▸ **WHAT TO WORK ON**
Draw out every line with the word "errors" from the listing below.

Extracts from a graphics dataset
================
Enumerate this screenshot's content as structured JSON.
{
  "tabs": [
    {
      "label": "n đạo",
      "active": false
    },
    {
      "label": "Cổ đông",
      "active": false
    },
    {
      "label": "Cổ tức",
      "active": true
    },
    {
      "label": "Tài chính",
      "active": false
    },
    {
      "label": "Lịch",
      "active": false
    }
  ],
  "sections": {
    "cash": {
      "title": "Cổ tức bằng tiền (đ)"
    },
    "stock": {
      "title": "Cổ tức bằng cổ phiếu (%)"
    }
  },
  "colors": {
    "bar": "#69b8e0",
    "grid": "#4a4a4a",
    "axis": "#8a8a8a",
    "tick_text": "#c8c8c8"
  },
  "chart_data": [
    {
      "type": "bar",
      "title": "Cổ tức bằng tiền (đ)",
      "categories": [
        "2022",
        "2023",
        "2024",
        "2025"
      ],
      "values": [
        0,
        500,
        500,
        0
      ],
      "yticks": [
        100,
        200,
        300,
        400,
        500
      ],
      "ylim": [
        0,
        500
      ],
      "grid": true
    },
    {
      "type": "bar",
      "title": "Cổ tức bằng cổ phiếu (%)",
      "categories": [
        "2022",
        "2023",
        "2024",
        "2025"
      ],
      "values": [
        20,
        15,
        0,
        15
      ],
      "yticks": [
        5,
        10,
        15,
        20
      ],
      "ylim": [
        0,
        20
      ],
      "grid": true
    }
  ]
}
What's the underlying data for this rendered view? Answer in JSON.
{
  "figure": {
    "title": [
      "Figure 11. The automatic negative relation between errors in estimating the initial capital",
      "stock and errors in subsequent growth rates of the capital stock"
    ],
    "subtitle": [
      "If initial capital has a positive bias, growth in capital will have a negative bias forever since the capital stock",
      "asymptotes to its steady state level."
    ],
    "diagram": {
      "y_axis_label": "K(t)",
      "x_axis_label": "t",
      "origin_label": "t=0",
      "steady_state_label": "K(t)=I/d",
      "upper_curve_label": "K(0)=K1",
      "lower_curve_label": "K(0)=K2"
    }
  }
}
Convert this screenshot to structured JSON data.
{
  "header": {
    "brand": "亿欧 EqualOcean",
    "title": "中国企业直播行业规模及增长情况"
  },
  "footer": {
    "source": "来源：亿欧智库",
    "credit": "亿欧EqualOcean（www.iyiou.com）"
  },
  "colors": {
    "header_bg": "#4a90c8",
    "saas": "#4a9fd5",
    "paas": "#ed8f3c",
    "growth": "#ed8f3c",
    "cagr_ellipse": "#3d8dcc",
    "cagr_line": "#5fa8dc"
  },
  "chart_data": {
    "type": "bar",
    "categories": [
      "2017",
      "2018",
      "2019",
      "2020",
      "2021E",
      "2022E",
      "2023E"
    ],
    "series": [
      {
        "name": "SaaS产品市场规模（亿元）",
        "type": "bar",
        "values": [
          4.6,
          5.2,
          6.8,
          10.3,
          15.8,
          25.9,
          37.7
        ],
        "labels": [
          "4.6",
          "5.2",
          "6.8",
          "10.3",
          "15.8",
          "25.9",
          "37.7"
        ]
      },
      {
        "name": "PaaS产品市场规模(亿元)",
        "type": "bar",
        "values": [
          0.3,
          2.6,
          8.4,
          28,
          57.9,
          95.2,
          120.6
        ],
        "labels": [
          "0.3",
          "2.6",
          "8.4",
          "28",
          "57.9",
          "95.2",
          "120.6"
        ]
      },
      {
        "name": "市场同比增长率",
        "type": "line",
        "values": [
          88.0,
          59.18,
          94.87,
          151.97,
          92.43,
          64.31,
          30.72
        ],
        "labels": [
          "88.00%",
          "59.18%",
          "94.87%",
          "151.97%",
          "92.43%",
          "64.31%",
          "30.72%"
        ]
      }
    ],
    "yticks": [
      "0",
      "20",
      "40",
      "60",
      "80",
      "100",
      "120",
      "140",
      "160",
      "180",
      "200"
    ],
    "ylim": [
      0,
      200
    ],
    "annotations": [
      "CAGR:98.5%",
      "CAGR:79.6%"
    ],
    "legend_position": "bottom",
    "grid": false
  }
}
================
▸ **ANSWER**
      "Figure 11. The automatic negative relation between errors in estimating the initial capital",
      "stock and errors in subsequent growth rates of the capital stock"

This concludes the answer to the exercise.